— Problem statement —
Copy every entry precisely.
-=-=-
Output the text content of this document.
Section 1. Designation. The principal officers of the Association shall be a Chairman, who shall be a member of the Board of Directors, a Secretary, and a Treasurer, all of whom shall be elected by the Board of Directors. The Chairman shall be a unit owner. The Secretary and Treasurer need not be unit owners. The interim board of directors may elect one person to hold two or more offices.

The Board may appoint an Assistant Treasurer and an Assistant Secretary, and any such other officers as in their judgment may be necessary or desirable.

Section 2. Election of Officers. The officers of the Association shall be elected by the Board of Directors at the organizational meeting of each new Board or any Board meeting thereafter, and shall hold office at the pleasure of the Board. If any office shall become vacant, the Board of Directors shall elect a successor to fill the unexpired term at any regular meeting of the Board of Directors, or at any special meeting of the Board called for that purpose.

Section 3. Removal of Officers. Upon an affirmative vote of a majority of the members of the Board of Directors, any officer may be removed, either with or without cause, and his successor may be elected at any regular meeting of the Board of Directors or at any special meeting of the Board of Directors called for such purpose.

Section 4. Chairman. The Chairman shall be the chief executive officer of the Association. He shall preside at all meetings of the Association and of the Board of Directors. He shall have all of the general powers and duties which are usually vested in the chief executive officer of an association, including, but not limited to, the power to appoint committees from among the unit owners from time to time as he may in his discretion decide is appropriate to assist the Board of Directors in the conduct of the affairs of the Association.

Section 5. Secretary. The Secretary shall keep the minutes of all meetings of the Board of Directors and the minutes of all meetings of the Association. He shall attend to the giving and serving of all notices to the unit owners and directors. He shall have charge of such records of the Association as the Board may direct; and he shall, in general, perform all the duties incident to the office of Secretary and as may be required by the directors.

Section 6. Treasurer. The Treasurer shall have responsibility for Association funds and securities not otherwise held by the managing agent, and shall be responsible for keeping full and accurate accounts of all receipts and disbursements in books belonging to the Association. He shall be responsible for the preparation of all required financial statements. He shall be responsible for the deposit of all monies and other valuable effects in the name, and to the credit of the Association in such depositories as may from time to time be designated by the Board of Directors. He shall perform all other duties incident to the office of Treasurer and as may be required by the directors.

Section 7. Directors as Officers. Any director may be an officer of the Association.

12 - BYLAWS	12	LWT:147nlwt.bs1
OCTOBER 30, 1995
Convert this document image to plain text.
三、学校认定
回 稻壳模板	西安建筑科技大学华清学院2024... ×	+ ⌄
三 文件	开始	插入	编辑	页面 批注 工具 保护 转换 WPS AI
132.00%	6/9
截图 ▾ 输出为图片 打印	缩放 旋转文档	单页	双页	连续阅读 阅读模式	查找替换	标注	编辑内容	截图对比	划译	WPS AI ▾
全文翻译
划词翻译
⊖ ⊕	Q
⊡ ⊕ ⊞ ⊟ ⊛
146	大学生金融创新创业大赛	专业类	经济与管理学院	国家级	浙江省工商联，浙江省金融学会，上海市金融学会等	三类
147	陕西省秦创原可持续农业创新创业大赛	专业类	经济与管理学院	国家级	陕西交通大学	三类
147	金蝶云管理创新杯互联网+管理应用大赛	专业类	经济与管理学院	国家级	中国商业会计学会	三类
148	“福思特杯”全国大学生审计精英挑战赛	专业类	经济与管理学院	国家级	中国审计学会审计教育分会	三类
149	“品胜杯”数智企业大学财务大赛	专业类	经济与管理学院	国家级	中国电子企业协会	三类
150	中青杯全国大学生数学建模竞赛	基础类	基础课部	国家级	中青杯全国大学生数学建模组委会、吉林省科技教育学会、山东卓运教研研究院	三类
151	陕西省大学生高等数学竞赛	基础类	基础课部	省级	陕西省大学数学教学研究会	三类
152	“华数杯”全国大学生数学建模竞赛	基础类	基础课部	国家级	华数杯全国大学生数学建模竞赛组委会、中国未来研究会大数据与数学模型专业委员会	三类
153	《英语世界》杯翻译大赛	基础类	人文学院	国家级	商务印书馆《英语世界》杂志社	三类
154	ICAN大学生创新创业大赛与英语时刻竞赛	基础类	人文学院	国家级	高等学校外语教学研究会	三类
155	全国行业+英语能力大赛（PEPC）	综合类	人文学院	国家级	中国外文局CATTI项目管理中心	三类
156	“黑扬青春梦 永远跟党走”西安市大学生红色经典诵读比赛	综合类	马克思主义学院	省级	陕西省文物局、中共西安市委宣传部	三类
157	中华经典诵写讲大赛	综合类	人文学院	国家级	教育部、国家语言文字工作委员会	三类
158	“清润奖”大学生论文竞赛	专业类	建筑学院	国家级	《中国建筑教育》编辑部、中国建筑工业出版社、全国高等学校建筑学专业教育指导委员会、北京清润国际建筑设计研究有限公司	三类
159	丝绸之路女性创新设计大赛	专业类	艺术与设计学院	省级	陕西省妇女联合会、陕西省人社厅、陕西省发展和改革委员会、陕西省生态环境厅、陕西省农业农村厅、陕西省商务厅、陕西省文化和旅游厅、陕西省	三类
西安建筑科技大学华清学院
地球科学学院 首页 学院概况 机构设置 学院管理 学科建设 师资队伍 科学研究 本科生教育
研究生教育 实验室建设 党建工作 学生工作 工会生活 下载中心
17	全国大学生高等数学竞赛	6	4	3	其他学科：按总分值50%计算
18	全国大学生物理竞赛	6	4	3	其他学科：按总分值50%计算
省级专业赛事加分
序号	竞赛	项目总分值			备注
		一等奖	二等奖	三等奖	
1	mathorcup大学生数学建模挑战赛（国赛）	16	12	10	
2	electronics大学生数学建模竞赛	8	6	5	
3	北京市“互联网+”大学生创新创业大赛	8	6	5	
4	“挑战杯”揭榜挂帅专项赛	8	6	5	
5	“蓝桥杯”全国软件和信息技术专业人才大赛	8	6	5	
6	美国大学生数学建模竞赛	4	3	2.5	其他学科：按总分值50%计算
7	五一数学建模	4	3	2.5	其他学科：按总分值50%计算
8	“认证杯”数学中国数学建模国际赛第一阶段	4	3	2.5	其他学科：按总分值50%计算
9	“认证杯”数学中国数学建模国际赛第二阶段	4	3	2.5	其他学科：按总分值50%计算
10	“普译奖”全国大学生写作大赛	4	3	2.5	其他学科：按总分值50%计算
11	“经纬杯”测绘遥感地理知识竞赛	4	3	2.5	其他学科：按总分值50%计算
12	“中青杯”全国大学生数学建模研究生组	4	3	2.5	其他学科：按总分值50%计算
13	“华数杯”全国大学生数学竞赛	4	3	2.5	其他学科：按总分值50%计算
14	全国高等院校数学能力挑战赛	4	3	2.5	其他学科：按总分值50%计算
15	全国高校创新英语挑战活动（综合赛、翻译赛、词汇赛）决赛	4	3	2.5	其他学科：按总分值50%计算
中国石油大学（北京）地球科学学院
-=-=-
— Result of the task —
Output the text content of this document.
Section 1. Designation. The principal officers of the Association shall be a Chairman, who shall be a member of the Board of Directors, a Secretary, and a Treasurer, all of whom shall be elected by the Board of Directors. The Chairman shall be a unit owner. The Secretary and Treasurer need not be unit owners. The interim board of directors may elect one person to hold two or more offices.

The Board may appoint an Assistant Treasurer and an Assistant Secretary, and any such other officers as in their judgment may be necessary or desirable.

Section 2. Election of Officers. The officers of the Association shall be elected by the Board of Directors at the organizational meeting of each new Board or any Board meeting thereafter, and shall hold office at the pleasure of the Board. If any office shall become vacant, the Board of Directors shall elect a successor to fill the unexpired term at any regular meeting of the Board of Directors, or at any special meeting of the Board called for that purpose.

Section 3. Removal of Officers. Upon an affirmative vote of a majority of the members of the Board of Directors, any officer may be removed, either with or without cause, and his successor may be elected at any regular meeting of the Board of Directors or at any special meeting of the Board of Directors called for such purpose.

Section 4. Chairman. The Chairman shall be the chief executive officer of the Association. He shall preside at all meetings of the Association and of the Board of Directors. He shall have all of the general powers and duties which are usually vested in the chief executive officer of an association, including, but not limited to, the power to appoint committees from among the unit owners from time to time as he may in his discretion decide is appropriate to assist the Board of Directors in the conduct of the affairs of the Association.

Section 5. Secretary. The Secretary shall keep the minutes of all meetings of the Board of Directors and the minutes of all meetings of the Association. He shall attend to the giving and serving of all notices to the unit owners and directors. He shall have charge of such records of the Association as the Board may direct; and he shall, in general, perform all the duties incident to the office of Secretary and as may be required by the directors.

Section 6. Treasurer. The Treasurer shall have responsibility for Association funds and securities not otherwise held by the managing agent, and shall be responsible for keeping full and accurate accounts of all receipts and disbursements in books belonging to the Association. He shall be responsible for the preparation of all required financial statements. He shall be responsible for the deposit of all monies and other valuable effects in the name, and to the credit of the Association in such depositories as may from time to time be designated by the Board of Directors. He shall perform all other duties incident to the office of Treasurer and as may be required by the directors.

Section 7. Directors as Officers. Any director may be an officer of the Association.

12 - BYLAWS	12	LWT:147nlwt.bs1
OCTOBER 30, 1995
Convert this document image to plain text.
三、学校认定
回 稻壳模板	西安建筑科技大学华清学院2024... ×	+ ⌄
三 文件	开始	插入	编辑	页面 批注 工具 保护 转换 WPS AI
132.00%	6/9
截图 ▾ 输出为图片 打印	缩放 旋转文档	单页	双页	连续阅读 阅读模式	查找替换	标注	编辑内容	截图对比	划译	WPS AI ▾
全文翻译
划词翻译
⊖ ⊕	Q
⊡ ⊕ ⊞ ⊟ ⊛
146	大学生金融创新创业大赛	专业类	经济与管理学院	国家级	浙江省工商联，浙江省金融学会，上海市金融学会等	三类
147	陕西省秦创原可持续农业创新创业大赛	专业类	经济与管理学院	国家级	陕西交通大学	三类
147	金蝶云管理创新杯互联网+管理应用大赛	专业类	经济与管理学院	国家级	中国商业会计学会	三类
148	“福思特杯”全国大学生审计精英挑战赛	专业类	经济与管理学院	国家级	中国审计学会审计教育分会	三类
149	“品胜杯”数智企业大学财务大赛	专业类	经济与管理学院	国家级	中国电子企业协会	三类
150	中青杯全国大学生数学建模竞赛	基础类	基础课部	国家级	中青杯全国大学生数学建模组委会、吉林省科技教育学会、山东卓运教研研究院	三类
151	陕西省大学生高等数学竞赛	基础类	基础课部	省级	陕西省大学数学教学研究会	三类
152	“华数杯”全国大学生数学建模竞赛	基础类	基础课部	国家级	华数杯全国大学生数学建模竞赛组委会、中国未来研究会大数据与数学模型专业委员会	三类
153	《英语世界》杯翻译大赛	基础类	人文学院	国家级	商务印书馆《英语世界》杂志社	三类
154	ICAN大学生创新创业大赛与英语时刻竞赛	基础类	人文学院	国家级	高等学校外语教学研究会	三类
155	全国行业+英语能力大赛（PEPC）	综合类	人文学院	国家级	中国外文局CATTI项目管理中心	三类
156	“黑扬青春梦 永远跟党走”西安市大学生红色经典诵读比赛	综合类	马克思主义学院	省级	陕西省文物局、中共西安市委宣传部	三类
157	中华经典诵写讲大赛	综合类	人文学院	国家级	教育部、国家语言文字工作委员会	三类
158	“清润奖”大学生论文竞赛	专业类	建筑学院	国家级	《中国建筑教育》编辑部、中国建筑工业出版社、全国高等学校建筑学专业教育指导委员会、北京清润国际建筑设计研究有限公司	三类
159	丝绸之路女性创新设计大赛	专业类	艺术与设计学院	省级	陕西省妇女联合会、陕西省人社厅、陕西省发展和改革委员会、陕西省生态环境厅、陕西省农业农村厅、陕西省商务厅、陕西省文化和旅游厅、陕西省	三类
西安建筑科技大学华清学院
地球科学学院 首页 学院概况 机构设置 学院管理 学科建设 师资队伍 科学研究 本科生教育
研究生教育 实验室建设 党建工作 学生工作 工会生活 下载中心
17	全国大学生高等数学竞赛	6	4	3	其他学科：按总分值50%计算
18	全国大学生物理竞赛	6	4	3	其他学科：按总分值50%计算
省级专业赛事加分
序号	竞赛	项目总分值			备注
		一等奖	二等奖	三等奖	
1	mathorcup大学生数学建模挑战赛（国赛）	16	12	10	
2	electronics大学生数学建模竞赛	8	6	5	
3	北京市“互联网+”大学生创新创业大赛	8	6	5	
4	“挑战杯”揭榜挂帅专项赛	8	6	5	
5	“蓝桥杯”全国软件和信息技术专业人才大赛	8	6	5	
6	美国大学生数学建模竞赛	4	3	2.5	其他学科：按总分值50%计算
7	五一数学建模	4	3	2.5	其他学科：按总分值50%计算
8	“认证杯”数学中国数学建模国际赛第一阶段	4	3	2.5	其他学科：按总分值50%计算
9	“认证杯”数学中国数学建模国际赛第二阶段	4	3	2.5	其他学科：按总分值50%计算
10	“普译奖”全国大学生写作大赛	4	3	2.5	其他学科：按总分值50%计算
11	“经纬杯”测绘遥感地理知识竞赛	4	3	2.5	其他学科：按总分值50%计算
12	“中青杯”全国大学生数学建模研究生组	4	3	2.5	其他学科：按总分值50%计算
13	“华数杯”全国大学生数学竞赛	4	3	2.5	其他学科：按总分值50%计算
14	全国高等院校数学能力挑战赛	4	3	2.5	其他学科：按总分值50%计算
15	全国高校创新英语挑战活动（综合赛、翻译赛、词汇赛）决赛	4	3	2.5	其他学科：按总分值50%计算
中国石油大学（北京）地球科学学院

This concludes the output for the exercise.